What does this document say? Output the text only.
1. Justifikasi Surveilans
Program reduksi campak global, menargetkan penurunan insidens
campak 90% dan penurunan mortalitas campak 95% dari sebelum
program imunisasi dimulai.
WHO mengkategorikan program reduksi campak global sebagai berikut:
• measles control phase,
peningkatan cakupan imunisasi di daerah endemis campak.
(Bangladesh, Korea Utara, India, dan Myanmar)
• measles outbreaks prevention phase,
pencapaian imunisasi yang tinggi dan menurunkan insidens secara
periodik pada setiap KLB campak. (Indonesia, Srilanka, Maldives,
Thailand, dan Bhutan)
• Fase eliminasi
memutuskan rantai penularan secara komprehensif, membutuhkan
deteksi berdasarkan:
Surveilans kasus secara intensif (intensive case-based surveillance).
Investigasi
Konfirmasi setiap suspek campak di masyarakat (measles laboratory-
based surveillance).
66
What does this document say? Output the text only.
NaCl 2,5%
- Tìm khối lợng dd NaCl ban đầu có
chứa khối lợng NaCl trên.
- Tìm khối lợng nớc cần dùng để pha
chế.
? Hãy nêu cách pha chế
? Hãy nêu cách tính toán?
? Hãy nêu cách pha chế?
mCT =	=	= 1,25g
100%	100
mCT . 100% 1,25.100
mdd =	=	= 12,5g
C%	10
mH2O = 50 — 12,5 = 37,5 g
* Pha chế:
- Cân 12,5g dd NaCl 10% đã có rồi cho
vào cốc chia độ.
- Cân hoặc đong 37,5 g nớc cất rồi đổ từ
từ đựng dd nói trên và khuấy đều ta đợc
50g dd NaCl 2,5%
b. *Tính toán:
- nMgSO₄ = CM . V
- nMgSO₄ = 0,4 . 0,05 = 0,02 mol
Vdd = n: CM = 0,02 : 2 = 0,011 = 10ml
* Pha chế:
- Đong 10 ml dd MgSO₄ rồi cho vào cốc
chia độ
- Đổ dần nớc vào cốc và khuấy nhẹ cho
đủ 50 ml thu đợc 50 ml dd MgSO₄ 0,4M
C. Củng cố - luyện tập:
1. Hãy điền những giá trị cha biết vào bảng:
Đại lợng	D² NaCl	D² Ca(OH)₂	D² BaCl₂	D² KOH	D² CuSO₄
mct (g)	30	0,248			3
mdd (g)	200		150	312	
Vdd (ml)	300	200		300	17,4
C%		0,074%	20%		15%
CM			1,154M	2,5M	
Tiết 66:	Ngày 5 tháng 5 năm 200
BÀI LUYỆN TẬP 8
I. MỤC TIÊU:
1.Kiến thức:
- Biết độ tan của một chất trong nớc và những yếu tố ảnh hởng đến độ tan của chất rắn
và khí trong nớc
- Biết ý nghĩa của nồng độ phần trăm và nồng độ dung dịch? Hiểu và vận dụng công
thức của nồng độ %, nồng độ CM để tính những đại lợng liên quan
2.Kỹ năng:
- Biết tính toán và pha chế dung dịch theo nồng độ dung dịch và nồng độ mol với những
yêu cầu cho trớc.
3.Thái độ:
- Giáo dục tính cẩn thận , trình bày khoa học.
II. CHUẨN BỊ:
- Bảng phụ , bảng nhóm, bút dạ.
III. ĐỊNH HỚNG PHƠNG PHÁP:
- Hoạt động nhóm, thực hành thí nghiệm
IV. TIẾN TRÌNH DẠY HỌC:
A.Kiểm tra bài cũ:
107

* * * * * * * * *

## Given request:
Emit the records above again, exactly, with no line skipped.

## Expected output:
What does this document say? Output the text only.
1. Justifikasi Surveilans
Program reduksi campak global, menargetkan penurunan insidens
campak 90% dan penurunan mortalitas campak 95% dari sebelum
program imunisasi dimulai.
WHO mengkategorikan program reduksi campak global sebagai berikut:
• measles control phase,
peningkatan cakupan imunisasi di daerah endemis campak.
(Bangladesh, Korea Utara, India, dan Myanmar)
• measles outbreaks prevention phase,
pencapaian imunisasi yang tinggi dan menurunkan insidens secara
periodik pada setiap KLB campak. (Indonesia, Srilanka, Maldives,
Thailand, dan Bhutan)
• Fase eliminasi
memutuskan rantai penularan secara komprehensif, membutuhkan
deteksi berdasarkan:
Surveilans kasus secara intensif (intensive case-based surveillance).
Investigasi
Konfirmasi setiap suspek campak di masyarakat (measles laboratory-
based surveillance).
66
What does this document say? Output the text only.
NaCl 2,5%
- Tìm khối lợng dd NaCl ban đầu có
chứa khối lợng NaCl trên.
- Tìm khối lợng nớc cần dùng để pha
chế.
? Hãy nêu cách pha chế
? Hãy nêu cách tính toán?
? Hãy nêu cách pha chế?
mCT =	=	= 1,25g
100%	100
mCT . 100% 1,25.100
mdd =	=	= 12,5g
C%	10
mH2O = 50 — 12,5 = 37,5 g
* Pha chế:
- Cân 12,5g dd NaCl 10% đã có rồi cho
vào cốc chia độ.
- Cân hoặc đong 37,5 g nớc cất rồi đổ từ
từ đựng dd nói trên và khuấy đều ta đợc
50g dd NaCl 2,5%
b. *Tính toán:
- nMgSO₄ = CM . V
- nMgSO₄ = 0,4 . 0,05 = 0,02 mol
Vdd = n: CM = 0,02 : 2 = 0,011 = 10ml
* Pha chế:
- Đong 10 ml dd MgSO₄ rồi cho vào cốc
chia độ
- Đổ dần nớc vào cốc và khuấy nhẹ cho
đủ 50 ml thu đợc 50 ml dd MgSO₄ 0,4M
C. Củng cố - luyện tập:
1. Hãy điền những giá trị cha biết vào bảng:
Đại lợng	D² NaCl	D² Ca(OH)₂	D² BaCl₂	D² KOH	D² CuSO₄
mct (g)	30	0,248			3
mdd (g)	200		150	312	
Vdd (ml)	300	200		300	17,4
C%		0,074%	20%		15%
CM			1,154M	2,5M	
Tiết 66:	Ngày 5 tháng 5 năm 200
BÀI LUYỆN TẬP 8
I. MỤC TIÊU:
1.Kiến thức:
- Biết độ tan của một chất trong nớc và những yếu tố ảnh hởng đến độ tan của chất rắn
và khí trong nớc
- Biết ý nghĩa của nồng độ phần trăm và nồng độ dung dịch? Hiểu và vận dụng công
thức của nồng độ %, nồng độ CM để tính những đại lợng liên quan
2.Kỹ năng:
- Biết tính toán và pha chế dung dịch theo nồng độ dung dịch và nồng độ mol với những
yêu cầu cho trớc.
3.Thái độ:
- Giáo dục tính cẩn thận , trình bày khoa học.
II. CHUẨN BỊ:
- Bảng phụ , bảng nhóm, bút dạ.
III. ĐỊNH HỚNG PHƠNG PHÁP:
- Hoạt động nhóm, thực hành thí nghiệm
IV. TIẾN TRÌNH DẠY HỌC:
A.Kiểm tra bài cũ:
107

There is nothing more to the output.